Begin Data extract

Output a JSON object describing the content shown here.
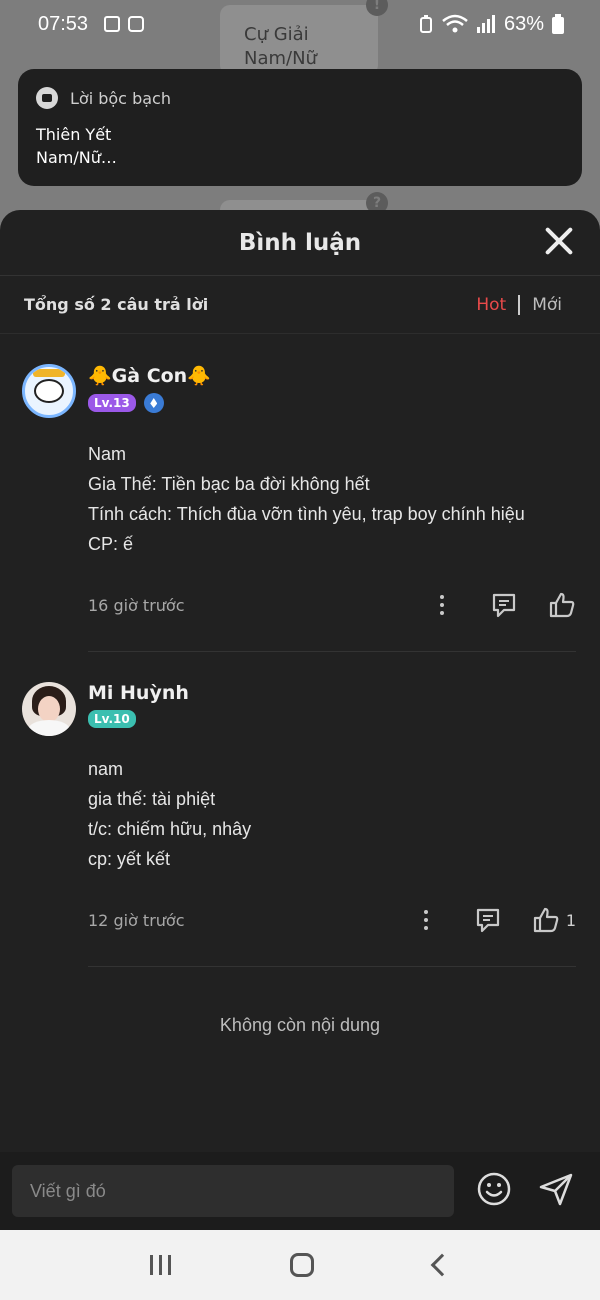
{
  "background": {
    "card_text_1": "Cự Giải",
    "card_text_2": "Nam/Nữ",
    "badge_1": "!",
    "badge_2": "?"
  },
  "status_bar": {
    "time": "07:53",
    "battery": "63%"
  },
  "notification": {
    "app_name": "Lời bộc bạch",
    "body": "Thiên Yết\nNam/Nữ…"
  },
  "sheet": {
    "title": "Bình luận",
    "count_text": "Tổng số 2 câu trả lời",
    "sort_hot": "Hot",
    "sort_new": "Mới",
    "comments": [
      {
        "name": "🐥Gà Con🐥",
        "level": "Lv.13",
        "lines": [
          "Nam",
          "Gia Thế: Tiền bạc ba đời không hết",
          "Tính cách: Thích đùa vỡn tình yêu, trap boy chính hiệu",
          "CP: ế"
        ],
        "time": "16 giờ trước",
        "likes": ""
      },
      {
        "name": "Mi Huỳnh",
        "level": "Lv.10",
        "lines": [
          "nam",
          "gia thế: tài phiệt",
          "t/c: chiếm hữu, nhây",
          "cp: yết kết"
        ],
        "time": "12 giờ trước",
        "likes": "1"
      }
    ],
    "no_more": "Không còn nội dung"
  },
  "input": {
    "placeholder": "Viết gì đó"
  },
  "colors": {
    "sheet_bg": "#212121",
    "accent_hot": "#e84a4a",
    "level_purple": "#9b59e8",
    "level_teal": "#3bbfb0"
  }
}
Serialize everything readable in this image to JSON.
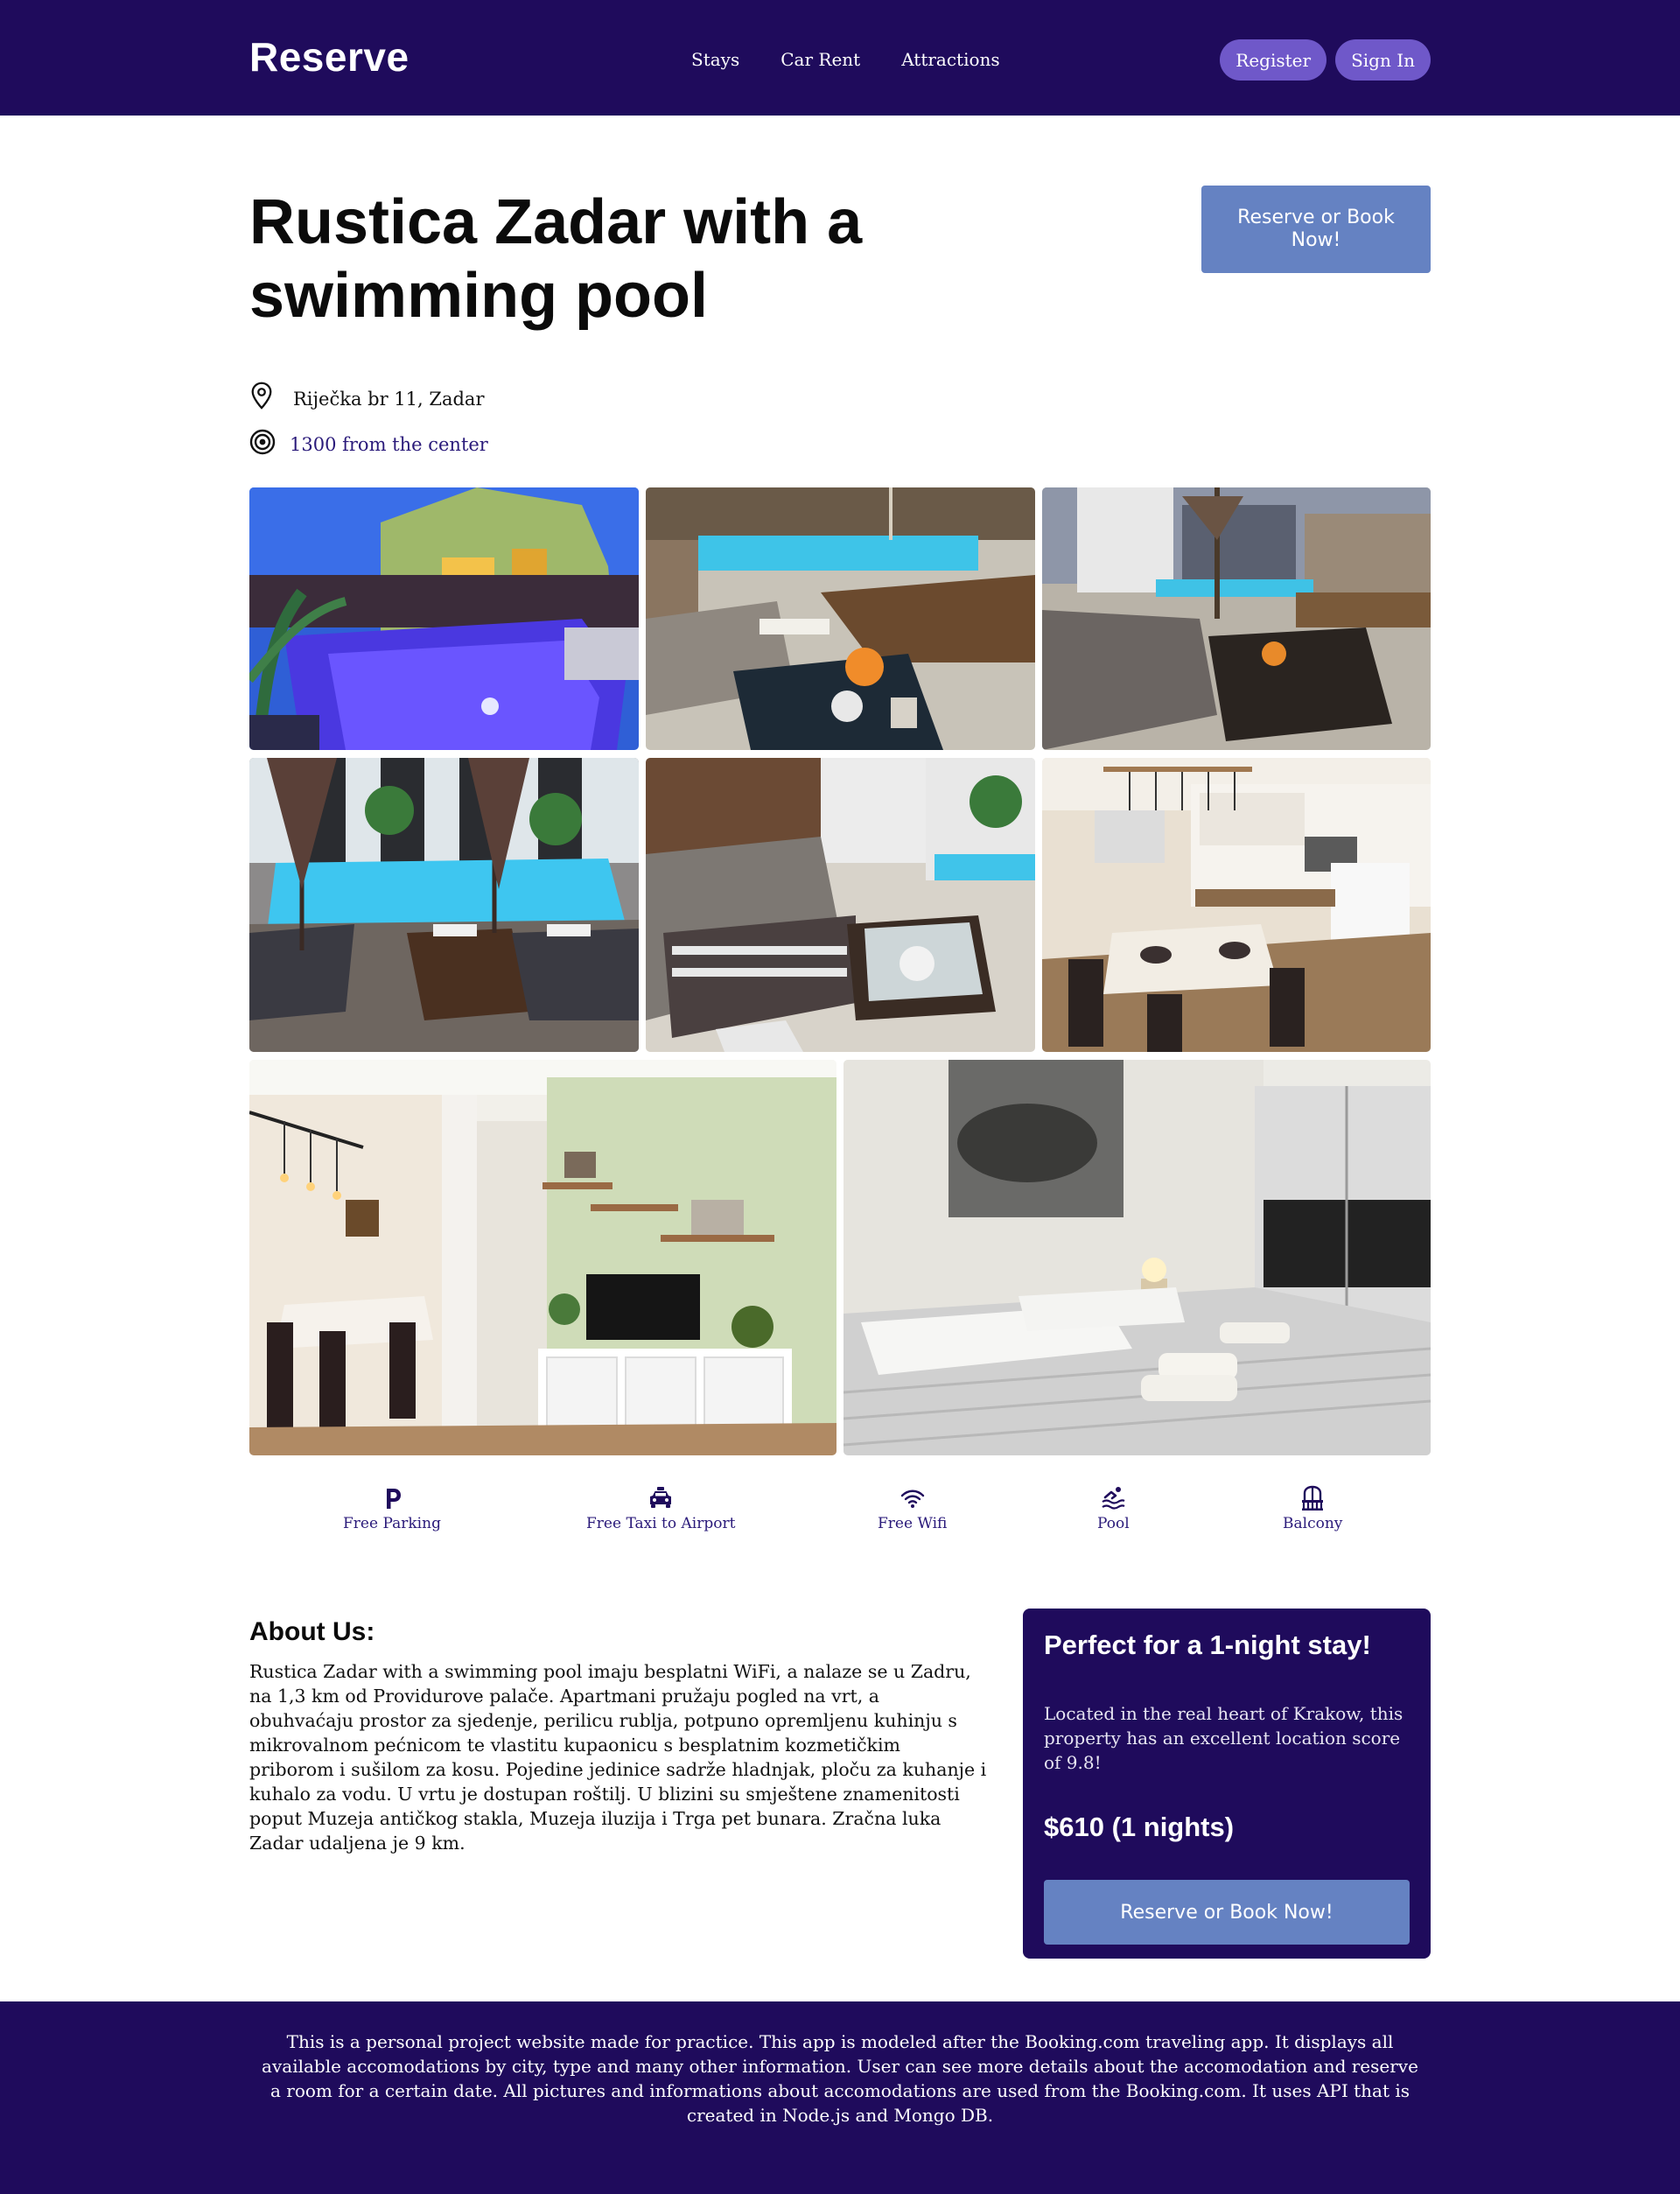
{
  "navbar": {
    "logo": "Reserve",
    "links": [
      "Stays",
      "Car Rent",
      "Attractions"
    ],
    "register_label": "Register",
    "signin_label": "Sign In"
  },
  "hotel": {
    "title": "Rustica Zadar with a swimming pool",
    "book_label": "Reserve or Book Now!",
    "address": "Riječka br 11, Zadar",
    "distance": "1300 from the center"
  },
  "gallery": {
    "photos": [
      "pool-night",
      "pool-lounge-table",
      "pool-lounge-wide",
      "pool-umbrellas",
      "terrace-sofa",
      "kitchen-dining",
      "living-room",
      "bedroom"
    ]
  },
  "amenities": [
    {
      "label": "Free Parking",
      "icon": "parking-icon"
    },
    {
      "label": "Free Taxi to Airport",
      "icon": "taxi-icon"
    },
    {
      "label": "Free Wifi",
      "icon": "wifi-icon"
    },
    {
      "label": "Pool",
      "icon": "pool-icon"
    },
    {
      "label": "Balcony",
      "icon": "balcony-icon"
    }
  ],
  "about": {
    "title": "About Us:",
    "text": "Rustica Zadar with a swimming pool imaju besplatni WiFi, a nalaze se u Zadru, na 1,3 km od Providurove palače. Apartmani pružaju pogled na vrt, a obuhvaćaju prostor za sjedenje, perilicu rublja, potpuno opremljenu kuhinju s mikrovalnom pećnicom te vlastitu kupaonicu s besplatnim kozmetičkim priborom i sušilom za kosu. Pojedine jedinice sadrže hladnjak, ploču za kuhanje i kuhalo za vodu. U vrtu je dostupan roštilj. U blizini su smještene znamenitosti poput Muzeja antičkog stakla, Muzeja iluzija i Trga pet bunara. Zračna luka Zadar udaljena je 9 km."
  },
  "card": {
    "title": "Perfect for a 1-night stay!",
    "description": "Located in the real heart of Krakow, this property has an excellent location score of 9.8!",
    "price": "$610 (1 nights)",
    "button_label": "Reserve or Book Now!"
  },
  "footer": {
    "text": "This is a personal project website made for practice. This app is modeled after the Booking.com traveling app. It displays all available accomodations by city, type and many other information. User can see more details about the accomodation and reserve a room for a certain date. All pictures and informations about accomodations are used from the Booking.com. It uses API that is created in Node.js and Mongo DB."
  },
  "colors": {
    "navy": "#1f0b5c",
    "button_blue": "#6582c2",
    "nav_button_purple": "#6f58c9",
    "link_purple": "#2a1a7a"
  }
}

End Data extract
Begin Data extract

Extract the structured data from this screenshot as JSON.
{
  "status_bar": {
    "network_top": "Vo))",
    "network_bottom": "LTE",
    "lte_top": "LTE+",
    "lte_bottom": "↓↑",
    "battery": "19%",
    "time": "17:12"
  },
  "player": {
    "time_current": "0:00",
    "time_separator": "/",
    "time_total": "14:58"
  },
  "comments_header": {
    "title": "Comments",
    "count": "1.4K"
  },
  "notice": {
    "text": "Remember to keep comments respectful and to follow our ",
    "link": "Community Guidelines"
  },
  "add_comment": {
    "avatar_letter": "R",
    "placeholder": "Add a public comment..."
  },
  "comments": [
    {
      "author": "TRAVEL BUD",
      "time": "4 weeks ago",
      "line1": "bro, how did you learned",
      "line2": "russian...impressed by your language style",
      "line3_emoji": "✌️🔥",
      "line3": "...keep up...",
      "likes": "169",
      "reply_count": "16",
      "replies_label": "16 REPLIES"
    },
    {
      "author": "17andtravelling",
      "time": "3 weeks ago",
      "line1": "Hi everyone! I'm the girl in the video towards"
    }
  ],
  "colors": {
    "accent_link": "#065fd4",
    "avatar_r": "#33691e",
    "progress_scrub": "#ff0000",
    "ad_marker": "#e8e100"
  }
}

End Data extract
Begin Data extract

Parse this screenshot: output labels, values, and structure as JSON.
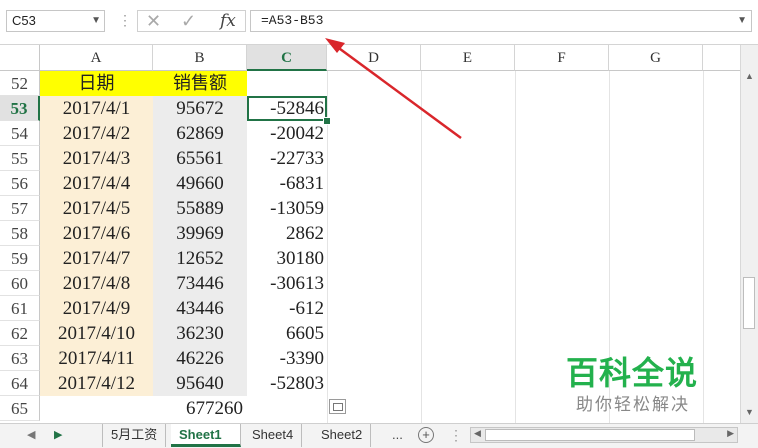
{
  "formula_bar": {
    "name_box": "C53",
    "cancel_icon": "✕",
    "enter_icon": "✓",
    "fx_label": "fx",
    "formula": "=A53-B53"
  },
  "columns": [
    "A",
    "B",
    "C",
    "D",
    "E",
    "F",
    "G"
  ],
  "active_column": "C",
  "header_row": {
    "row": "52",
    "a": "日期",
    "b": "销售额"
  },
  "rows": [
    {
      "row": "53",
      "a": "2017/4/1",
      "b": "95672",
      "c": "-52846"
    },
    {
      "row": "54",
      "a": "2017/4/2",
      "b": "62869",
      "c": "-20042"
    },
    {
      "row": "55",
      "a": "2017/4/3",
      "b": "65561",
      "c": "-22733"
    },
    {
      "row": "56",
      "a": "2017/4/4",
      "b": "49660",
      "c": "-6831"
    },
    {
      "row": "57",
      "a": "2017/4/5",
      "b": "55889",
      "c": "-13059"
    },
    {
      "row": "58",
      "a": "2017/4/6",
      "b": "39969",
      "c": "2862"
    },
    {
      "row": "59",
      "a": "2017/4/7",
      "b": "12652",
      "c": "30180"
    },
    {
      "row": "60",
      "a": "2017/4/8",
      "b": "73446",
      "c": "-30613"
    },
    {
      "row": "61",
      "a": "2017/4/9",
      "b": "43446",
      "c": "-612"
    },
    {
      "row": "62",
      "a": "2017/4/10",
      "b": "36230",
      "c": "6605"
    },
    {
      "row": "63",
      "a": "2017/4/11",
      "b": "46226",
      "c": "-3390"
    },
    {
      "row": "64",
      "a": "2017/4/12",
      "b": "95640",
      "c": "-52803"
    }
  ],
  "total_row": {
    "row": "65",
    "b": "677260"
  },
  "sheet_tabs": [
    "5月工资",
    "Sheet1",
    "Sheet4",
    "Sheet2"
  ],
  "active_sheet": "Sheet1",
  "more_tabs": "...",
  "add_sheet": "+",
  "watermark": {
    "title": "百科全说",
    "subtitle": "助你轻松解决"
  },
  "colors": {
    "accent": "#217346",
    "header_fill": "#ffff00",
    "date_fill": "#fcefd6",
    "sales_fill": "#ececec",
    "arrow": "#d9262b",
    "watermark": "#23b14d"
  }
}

End Data extract

=== Task description ===
From the records above, report the count of lines containing "with" and nothing more.

=== Correct response ===
2